(Record excerpts):
* * * *

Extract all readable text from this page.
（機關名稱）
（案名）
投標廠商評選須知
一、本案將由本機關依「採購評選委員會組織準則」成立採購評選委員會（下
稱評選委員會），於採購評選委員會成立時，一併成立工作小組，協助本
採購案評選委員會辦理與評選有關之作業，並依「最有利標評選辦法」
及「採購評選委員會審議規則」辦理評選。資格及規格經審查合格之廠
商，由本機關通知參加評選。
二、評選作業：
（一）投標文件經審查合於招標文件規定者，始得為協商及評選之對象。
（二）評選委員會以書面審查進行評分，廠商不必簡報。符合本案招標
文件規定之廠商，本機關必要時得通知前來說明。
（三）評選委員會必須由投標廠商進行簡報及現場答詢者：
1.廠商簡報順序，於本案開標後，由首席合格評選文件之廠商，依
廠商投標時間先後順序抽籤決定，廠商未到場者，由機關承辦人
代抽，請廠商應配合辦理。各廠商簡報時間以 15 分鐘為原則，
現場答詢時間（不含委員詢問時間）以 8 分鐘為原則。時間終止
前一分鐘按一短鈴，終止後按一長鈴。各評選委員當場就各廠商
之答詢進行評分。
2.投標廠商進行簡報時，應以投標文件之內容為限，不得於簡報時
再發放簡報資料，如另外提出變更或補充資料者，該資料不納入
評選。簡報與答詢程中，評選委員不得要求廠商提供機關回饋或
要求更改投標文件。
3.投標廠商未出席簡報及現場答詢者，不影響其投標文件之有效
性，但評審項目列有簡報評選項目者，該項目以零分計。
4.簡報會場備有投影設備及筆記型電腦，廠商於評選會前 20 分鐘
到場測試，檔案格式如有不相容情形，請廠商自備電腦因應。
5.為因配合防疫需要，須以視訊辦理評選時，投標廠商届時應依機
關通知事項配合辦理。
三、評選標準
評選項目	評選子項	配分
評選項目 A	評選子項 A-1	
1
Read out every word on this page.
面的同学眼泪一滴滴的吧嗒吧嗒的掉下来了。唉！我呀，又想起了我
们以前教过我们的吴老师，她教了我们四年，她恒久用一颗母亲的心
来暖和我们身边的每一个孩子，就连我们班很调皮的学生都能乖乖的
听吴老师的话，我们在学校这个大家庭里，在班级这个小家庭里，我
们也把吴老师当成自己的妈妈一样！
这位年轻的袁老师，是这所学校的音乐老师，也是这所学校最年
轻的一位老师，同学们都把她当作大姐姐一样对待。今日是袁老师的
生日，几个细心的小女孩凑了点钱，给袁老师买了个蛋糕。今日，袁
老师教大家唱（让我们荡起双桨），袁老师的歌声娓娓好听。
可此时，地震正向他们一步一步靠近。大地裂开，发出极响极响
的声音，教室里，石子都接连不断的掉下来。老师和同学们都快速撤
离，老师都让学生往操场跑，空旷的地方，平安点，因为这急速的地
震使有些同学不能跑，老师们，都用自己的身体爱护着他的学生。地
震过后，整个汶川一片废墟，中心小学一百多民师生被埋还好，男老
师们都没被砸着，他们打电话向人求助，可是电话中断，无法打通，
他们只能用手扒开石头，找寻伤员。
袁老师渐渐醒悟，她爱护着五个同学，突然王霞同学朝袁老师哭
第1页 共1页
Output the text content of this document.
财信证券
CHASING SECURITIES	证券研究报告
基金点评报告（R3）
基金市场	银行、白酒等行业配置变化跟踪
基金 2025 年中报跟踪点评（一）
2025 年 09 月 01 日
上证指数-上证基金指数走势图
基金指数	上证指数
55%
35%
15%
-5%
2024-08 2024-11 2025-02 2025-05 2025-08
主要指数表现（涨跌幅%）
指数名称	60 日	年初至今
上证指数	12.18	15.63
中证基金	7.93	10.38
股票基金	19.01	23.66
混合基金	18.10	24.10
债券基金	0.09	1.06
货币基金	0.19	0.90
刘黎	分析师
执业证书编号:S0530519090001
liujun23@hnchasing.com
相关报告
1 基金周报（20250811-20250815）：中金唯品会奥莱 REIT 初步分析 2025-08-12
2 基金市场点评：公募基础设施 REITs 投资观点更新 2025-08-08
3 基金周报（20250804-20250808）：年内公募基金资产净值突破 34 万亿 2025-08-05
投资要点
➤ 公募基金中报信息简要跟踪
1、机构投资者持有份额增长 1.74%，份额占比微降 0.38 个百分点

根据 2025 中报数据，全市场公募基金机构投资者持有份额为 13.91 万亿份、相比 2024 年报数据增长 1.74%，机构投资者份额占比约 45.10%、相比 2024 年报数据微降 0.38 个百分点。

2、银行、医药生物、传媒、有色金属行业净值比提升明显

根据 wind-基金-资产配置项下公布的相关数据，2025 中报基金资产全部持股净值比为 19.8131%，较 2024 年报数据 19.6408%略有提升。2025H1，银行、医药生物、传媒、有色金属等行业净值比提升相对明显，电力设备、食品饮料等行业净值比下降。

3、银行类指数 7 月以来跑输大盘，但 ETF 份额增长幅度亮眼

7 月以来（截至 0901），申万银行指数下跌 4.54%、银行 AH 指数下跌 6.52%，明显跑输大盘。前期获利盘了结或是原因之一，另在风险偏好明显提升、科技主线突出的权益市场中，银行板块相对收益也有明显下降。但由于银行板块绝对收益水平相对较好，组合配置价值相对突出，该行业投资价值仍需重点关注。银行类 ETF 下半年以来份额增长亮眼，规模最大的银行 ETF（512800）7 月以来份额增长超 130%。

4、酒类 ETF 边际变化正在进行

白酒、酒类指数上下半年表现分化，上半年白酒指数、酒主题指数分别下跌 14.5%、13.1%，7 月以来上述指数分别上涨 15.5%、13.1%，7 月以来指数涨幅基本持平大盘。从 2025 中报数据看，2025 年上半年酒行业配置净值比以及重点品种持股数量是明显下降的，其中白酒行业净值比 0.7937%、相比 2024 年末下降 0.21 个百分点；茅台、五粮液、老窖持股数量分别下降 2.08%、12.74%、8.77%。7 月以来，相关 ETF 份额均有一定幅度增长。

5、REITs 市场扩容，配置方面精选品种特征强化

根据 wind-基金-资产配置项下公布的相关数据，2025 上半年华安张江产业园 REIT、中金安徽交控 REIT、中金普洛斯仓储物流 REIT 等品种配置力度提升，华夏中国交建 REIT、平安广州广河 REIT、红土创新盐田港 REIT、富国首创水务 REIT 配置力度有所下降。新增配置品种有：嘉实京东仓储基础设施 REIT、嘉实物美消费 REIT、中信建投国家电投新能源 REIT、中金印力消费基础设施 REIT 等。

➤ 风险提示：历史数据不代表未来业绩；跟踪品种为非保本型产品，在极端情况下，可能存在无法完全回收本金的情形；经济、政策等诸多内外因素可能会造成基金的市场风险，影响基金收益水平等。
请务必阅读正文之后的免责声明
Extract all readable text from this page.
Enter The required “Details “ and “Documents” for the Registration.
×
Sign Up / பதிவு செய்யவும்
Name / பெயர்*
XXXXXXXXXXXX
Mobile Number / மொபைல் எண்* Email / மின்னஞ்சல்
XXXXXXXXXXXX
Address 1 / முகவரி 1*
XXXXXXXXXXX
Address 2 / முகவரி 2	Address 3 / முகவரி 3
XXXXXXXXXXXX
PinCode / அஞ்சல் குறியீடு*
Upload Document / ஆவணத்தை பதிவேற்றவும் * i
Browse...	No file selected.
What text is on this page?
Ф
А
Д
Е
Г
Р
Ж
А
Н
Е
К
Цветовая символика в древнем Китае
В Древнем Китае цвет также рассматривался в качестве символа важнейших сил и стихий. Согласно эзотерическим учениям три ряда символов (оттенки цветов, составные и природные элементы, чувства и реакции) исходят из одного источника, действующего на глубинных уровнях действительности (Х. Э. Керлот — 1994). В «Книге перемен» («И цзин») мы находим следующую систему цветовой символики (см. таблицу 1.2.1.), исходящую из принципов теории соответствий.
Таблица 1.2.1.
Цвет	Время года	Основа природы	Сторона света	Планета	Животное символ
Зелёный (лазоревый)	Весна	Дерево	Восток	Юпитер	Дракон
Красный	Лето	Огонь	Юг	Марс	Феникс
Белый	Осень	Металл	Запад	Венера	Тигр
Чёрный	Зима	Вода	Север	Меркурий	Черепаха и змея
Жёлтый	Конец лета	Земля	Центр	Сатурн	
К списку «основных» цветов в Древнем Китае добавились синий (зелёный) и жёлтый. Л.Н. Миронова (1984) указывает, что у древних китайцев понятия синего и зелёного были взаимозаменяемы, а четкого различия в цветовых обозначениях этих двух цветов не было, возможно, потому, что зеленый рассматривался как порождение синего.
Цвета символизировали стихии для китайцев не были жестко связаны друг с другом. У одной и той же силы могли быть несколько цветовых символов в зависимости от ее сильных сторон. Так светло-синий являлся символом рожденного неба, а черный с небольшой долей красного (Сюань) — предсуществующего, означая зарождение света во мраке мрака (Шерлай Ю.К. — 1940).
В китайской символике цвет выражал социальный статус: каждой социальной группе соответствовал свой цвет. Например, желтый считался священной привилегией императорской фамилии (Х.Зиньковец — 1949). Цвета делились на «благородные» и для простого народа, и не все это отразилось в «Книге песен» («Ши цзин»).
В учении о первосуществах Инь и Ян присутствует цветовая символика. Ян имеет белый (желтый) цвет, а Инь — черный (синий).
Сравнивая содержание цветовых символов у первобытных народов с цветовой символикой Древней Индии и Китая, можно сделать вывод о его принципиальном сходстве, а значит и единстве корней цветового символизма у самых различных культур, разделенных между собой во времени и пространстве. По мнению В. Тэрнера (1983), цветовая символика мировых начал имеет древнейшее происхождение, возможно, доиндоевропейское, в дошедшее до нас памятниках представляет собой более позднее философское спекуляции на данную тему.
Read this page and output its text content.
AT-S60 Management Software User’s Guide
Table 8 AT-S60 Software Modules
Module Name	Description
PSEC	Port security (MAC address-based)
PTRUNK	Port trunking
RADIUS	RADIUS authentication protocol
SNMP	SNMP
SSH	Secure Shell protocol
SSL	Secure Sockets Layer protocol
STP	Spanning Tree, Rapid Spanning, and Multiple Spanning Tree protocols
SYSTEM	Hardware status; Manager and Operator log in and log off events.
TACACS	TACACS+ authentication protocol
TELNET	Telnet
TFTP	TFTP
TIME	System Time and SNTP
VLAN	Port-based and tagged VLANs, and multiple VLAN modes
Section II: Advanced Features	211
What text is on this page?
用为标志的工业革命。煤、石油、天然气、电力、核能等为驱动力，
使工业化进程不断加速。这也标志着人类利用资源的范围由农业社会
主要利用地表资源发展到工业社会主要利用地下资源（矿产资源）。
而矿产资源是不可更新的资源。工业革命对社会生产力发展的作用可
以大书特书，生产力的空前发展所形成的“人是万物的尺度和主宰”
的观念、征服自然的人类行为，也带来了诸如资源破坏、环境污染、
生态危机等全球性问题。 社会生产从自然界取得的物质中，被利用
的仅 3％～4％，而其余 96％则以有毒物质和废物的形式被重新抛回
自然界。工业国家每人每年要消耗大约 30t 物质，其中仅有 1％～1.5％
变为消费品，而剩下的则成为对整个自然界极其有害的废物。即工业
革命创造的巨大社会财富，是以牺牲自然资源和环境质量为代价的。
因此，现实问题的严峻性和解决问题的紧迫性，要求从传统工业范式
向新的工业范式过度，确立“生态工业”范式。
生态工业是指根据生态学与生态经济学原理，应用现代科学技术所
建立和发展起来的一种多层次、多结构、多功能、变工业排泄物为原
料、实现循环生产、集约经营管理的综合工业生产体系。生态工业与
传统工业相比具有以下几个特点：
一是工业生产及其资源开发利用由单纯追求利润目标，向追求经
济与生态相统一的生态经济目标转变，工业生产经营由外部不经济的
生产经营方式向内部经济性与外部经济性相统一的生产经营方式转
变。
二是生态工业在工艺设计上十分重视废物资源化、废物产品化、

* * * *

(Given task): Copy each line of the listing that holds the word "based".

(Solved problem):
PSEC	Port security (MAC address-based)
VLAN	Port-based and tagged VLANs, and multiple VLAN modes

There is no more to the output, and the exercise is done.